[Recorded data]
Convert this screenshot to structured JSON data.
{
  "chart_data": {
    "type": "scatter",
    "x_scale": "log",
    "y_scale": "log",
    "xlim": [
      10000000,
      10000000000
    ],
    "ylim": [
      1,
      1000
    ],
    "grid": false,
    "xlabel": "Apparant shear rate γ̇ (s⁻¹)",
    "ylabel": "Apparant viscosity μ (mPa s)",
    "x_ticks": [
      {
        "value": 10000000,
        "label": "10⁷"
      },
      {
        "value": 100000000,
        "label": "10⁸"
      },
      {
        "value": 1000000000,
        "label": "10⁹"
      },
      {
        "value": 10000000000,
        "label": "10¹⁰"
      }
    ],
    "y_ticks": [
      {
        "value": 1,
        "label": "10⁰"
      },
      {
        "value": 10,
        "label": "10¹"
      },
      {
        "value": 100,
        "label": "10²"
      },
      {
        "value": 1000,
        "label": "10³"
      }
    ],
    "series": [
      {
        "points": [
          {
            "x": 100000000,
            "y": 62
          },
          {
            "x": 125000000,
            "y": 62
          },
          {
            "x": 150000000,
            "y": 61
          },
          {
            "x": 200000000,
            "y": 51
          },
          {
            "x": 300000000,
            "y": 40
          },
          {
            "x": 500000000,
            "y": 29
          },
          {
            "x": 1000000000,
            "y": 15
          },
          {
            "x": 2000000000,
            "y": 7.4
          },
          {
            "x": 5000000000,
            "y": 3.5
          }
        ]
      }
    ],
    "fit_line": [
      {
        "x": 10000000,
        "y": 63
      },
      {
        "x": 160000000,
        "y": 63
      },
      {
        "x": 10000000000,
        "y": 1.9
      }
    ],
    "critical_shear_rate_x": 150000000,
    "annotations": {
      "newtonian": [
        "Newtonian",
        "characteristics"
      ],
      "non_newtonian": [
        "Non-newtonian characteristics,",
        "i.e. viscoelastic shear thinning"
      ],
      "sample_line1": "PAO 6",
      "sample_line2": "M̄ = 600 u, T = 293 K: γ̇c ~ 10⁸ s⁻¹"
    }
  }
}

**SHORT EXERCISE:**
Give back all the records exactly as they stand.

**FULL ANSWER:**
Convert this screenshot to structured JSON data.
{
  "chart_data": {
    "type": "scatter",
    "x_scale": "log",
    "y_scale": "log",
    "xlim": [
      10000000,
      10000000000
    ],
    "ylim": [
      1,
      1000
    ],
    "grid": false,
    "xlabel": "Apparant shear rate γ̇ (s⁻¹)",
    "ylabel": "Apparant viscosity μ (mPa s)",
    "x_ticks": [
      {
        "value": 10000000,
        "label": "10⁷"
      },
      {
        "value": 100000000,
        "label": "10⁸"
      },
      {
        "value": 1000000000,
        "label": "10⁹"
      },
      {
        "value": 10000000000,
        "label": "10¹⁰"
      }
    ],
    "y_ticks": [
      {
        "value": 1,
        "label": "10⁰"
      },
      {
        "value": 10,
        "label": "10¹"
      },
      {
        "value": 100,
        "label": "10²"
      },
      {
        "value": 1000,
        "label": "10³"
      }
    ],
    "series": [
      {
        "points": [
          {
            "x": 100000000,
            "y": 62
          },
          {
            "x": 125000000,
            "y": 62
          },
          {
            "x": 150000000,
            "y": 61
          },
          {
            "x": 200000000,
            "y": 51
          },
          {
            "x": 300000000,
            "y": 40
          },
          {
            "x": 500000000,
            "y": 29
          },
          {
            "x": 1000000000,
            "y": 15
          },
          {
            "x": 2000000000,
            "y": 7.4
          },
          {
            "x": 5000000000,
            "y": 3.5
          }
        ]
      }
    ],
    "fit_line": [
      {
        "x": 10000000,
        "y": 63
      },
      {
        "x": 160000000,
        "y": 63
      },
      {
        "x": 10000000000,
        "y": 1.9
      }
    ],
    "critical_shear_rate_x": 150000000,
    "annotations": {
      "newtonian": [
        "Newtonian",
        "characteristics"
      ],
      "non_newtonian": [
        "Non-newtonian characteristics,",
        "i.e. viscoelastic shear thinning"
      ],
      "sample_line1": "PAO 6",
      "sample_line2": "M̄ = 600 u, T = 293 K: γ̇c ~ 10⁸ s⁻¹"
    }
  }
}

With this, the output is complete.